◆ **What the exercise asks**
Print the listing that follows, character for character.

Data entries:

(begin)

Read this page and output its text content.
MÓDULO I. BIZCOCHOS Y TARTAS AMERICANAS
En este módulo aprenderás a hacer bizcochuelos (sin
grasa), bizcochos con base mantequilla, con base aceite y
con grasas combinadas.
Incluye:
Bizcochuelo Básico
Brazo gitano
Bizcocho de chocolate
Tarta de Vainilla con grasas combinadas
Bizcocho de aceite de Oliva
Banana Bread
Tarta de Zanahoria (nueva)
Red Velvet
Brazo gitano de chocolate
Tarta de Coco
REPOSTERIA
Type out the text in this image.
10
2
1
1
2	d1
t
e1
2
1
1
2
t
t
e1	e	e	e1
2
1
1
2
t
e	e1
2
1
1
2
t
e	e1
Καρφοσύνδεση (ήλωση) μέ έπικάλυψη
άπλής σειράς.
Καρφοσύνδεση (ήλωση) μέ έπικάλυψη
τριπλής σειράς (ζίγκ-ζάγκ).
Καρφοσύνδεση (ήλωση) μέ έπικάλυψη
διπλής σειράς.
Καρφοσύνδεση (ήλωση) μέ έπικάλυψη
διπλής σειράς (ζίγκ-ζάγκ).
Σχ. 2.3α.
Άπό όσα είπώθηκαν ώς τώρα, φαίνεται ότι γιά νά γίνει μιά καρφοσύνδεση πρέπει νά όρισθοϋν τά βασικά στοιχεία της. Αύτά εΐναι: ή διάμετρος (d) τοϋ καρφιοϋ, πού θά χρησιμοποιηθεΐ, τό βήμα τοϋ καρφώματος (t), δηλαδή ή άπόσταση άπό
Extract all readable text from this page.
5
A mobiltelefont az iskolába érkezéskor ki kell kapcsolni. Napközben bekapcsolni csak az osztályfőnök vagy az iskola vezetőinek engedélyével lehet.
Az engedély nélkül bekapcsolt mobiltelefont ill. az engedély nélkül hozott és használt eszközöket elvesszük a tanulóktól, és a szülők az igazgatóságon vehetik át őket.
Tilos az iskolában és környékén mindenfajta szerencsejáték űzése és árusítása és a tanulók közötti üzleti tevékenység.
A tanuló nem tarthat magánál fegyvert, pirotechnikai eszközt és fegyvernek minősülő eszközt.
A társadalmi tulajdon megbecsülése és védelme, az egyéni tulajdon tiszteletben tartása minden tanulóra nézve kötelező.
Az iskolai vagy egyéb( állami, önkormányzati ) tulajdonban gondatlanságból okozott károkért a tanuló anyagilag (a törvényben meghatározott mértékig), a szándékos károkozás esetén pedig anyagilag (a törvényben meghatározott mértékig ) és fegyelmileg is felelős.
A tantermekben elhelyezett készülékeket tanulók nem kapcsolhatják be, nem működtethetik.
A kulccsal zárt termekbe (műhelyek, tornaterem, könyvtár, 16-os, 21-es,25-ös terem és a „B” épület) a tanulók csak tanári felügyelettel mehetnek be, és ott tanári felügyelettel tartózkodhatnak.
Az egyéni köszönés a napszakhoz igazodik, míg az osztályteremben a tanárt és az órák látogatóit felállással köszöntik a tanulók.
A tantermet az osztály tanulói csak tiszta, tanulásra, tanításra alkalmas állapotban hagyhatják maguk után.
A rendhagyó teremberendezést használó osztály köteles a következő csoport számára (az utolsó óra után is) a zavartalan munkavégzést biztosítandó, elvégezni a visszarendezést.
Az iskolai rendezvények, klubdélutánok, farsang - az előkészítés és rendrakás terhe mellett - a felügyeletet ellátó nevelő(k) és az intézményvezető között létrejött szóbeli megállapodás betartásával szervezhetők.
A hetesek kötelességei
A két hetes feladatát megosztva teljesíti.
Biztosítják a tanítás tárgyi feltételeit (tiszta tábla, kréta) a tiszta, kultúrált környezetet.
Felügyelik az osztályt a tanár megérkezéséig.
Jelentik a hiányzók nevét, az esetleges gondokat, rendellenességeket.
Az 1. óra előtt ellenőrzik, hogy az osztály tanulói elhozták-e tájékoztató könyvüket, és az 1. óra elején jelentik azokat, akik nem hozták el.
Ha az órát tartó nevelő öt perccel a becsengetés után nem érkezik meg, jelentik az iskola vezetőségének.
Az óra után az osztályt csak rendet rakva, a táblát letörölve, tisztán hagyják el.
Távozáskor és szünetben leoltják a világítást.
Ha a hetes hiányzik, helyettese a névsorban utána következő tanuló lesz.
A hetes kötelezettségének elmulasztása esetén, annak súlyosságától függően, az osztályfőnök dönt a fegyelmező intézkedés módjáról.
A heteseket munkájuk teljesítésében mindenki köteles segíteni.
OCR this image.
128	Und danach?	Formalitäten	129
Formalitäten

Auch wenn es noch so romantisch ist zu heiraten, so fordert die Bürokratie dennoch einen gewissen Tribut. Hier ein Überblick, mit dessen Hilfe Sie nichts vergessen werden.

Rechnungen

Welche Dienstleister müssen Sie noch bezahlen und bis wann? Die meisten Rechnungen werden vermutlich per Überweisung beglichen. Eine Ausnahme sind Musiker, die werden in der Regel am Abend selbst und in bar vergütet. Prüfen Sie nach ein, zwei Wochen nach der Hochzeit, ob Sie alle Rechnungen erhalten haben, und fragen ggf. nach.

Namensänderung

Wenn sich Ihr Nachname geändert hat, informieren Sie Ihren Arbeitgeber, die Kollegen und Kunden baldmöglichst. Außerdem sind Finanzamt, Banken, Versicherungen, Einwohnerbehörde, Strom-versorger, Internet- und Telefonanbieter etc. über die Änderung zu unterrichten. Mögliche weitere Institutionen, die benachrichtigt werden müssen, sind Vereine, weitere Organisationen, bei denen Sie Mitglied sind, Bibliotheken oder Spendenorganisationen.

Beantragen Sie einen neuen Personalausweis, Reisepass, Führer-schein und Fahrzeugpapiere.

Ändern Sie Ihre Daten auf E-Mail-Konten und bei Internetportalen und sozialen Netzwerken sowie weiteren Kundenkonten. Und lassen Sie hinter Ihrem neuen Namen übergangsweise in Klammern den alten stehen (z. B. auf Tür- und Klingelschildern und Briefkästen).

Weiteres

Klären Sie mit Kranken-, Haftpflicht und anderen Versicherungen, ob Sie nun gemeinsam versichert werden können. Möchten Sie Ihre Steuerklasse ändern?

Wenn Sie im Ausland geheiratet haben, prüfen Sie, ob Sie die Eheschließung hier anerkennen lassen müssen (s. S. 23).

(end)

◆ **Complete answer**
Read this page and output its text content.
MÓDULO I. BIZCOCHOS Y TARTAS AMERICANAS
En este módulo aprenderás a hacer bizcochuelos (sin
grasa), bizcochos con base mantequilla, con base aceite y
con grasas combinadas.
Incluye:
Bizcochuelo Básico
Brazo gitano
Bizcocho de chocolate
Tarta de Vainilla con grasas combinadas
Bizcocho de aceite de Oliva
Banana Bread
Tarta de Zanahoria (nueva)
Red Velvet
Brazo gitano de chocolate
Tarta de Coco
REPOSTERIA
Type out the text in this image.
10
2
1
1
2	d1
t
e1
2
1
1
2
t
t
e1	e	e	e1
2
1
1
2
t
e	e1
2
1
1
2
t
e	e1
Καρφοσύνδεση (ήλωση) μέ έπικάλυψη
άπλής σειράς.
Καρφοσύνδεση (ήλωση) μέ έπικάλυψη
τριπλής σειράς (ζίγκ-ζάγκ).
Καρφοσύνδεση (ήλωση) μέ έπικάλυψη
διπλής σειράς.
Καρφοσύνδεση (ήλωση) μέ έπικάλυψη
διπλής σειράς (ζίγκ-ζάγκ).
Σχ. 2.3α.
Άπό όσα είπώθηκαν ώς τώρα, φαίνεται ότι γιά νά γίνει μιά καρφοσύνδεση πρέπει νά όρισθοϋν τά βασικά στοιχεία της. Αύτά εΐναι: ή διάμετρος (d) τοϋ καρφιοϋ, πού θά χρησιμοποιηθεΐ, τό βήμα τοϋ καρφώματος (t), δηλαδή ή άπόσταση άπό
Extract all readable text from this page.
5
A mobiltelefont az iskolába érkezéskor ki kell kapcsolni. Napközben bekapcsolni csak az osztályfőnök vagy az iskola vezetőinek engedélyével lehet.
Az engedély nélkül bekapcsolt mobiltelefont ill. az engedély nélkül hozott és használt eszközöket elvesszük a tanulóktól, és a szülők az igazgatóságon vehetik át őket.
Tilos az iskolában és környékén mindenfajta szerencsejáték űzése és árusítása és a tanulók közötti üzleti tevékenység.
A tanuló nem tarthat magánál fegyvert, pirotechnikai eszközt és fegyvernek minősülő eszközt.
A társadalmi tulajdon megbecsülése és védelme, az egyéni tulajdon tiszteletben tartása minden tanulóra nézve kötelező.
Az iskolai vagy egyéb( állami, önkormányzati ) tulajdonban gondatlanságból okozott károkért a tanuló anyagilag (a törvényben meghatározott mértékig), a szándékos károkozás esetén pedig anyagilag (a törvényben meghatározott mértékig ) és fegyelmileg is felelős.
A tantermekben elhelyezett készülékeket tanulók nem kapcsolhatják be, nem működtethetik.
A kulccsal zárt termekbe (műhelyek, tornaterem, könyvtár, 16-os, 21-es,25-ös terem és a „B” épület) a tanulók csak tanári felügyelettel mehetnek be, és ott tanári felügyelettel tartózkodhatnak.
Az egyéni köszönés a napszakhoz igazodik, míg az osztályteremben a tanárt és az órák látogatóit felállással köszöntik a tanulók.
A tantermet az osztály tanulói csak tiszta, tanulásra, tanításra alkalmas állapotban hagyhatják maguk után.
A rendhagyó teremberendezést használó osztály köteles a következő csoport számára (az utolsó óra után is) a zavartalan munkavégzést biztosítandó, elvégezni a visszarendezést.
Az iskolai rendezvények, klubdélutánok, farsang - az előkészítés és rendrakás terhe mellett - a felügyeletet ellátó nevelő(k) és az intézményvezető között létrejött szóbeli megállapodás betartásával szervezhetők.
A hetesek kötelességei
A két hetes feladatát megosztva teljesíti.
Biztosítják a tanítás tárgyi feltételeit (tiszta tábla, kréta) a tiszta, kultúrált környezetet.
Felügyelik az osztályt a tanár megérkezéséig.
Jelentik a hiányzók nevét, az esetleges gondokat, rendellenességeket.
Az 1. óra előtt ellenőrzik, hogy az osztály tanulói elhozták-e tájékoztató könyvüket, és az 1. óra elején jelentik azokat, akik nem hozták el.
Ha az órát tartó nevelő öt perccel a becsengetés után nem érkezik meg, jelentik az iskola vezetőségének.
Az óra után az osztályt csak rendet rakva, a táblát letörölve, tisztán hagyják el.
Távozáskor és szünetben leoltják a világítást.
Ha a hetes hiányzik, helyettese a névsorban utána következő tanuló lesz.
A hetes kötelezettségének elmulasztása esetén, annak súlyosságától függően, az osztályfőnök dönt a fegyelmező intézkedés módjáról.
A heteseket munkájuk teljesítésében mindenki köteles segíteni.
OCR this image.
128	Und danach?	Formalitäten	129
Formalitäten

Auch wenn es noch so romantisch ist zu heiraten, so fordert die Bürokratie dennoch einen gewissen Tribut. Hier ein Überblick, mit dessen Hilfe Sie nichts vergessen werden.

Rechnungen

Welche Dienstleister müssen Sie noch bezahlen und bis wann? Die meisten Rechnungen werden vermutlich per Überweisung beglichen. Eine Ausnahme sind Musiker, die werden in der Regel am Abend selbst und in bar vergütet. Prüfen Sie nach ein, zwei Wochen nach der Hochzeit, ob Sie alle Rechnungen erhalten haben, und fragen ggf. nach.

Namensänderung

Wenn sich Ihr Nachname geändert hat, informieren Sie Ihren Arbeitgeber, die Kollegen und Kunden baldmöglichst. Außerdem sind Finanzamt, Banken, Versicherungen, Einwohnerbehörde, Strom-versorger, Internet- und Telefonanbieter etc. über die Änderung zu unterrichten. Mögliche weitere Institutionen, die benachrichtigt werden müssen, sind Vereine, weitere Organisationen, bei denen Sie Mitglied sind, Bibliotheken oder Spendenorganisationen.

Beantragen Sie einen neuen Personalausweis, Reisepass, Führer-schein und Fahrzeugpapiere.

Ändern Sie Ihre Daten auf E-Mail-Konten und bei Internetportalen und sozialen Netzwerken sowie weiteren Kundenkonten. Und lassen Sie hinter Ihrem neuen Namen übergangsweise in Klammern den alten stehen (z. B. auf Tür- und Klingelschildern und Briefkästen).

Weiteres

Klären Sie mit Kranken-, Haftpflicht und anderen Versicherungen, ob Sie nun gemeinsam versichert werden können. Möchten Sie Ihre Steuerklasse ändern?

Wenn Sie im Ausland geheiratet haben, prüfen Sie, ob Sie die Eheschließung hier anerkennen lassen müssen (s. S. 23).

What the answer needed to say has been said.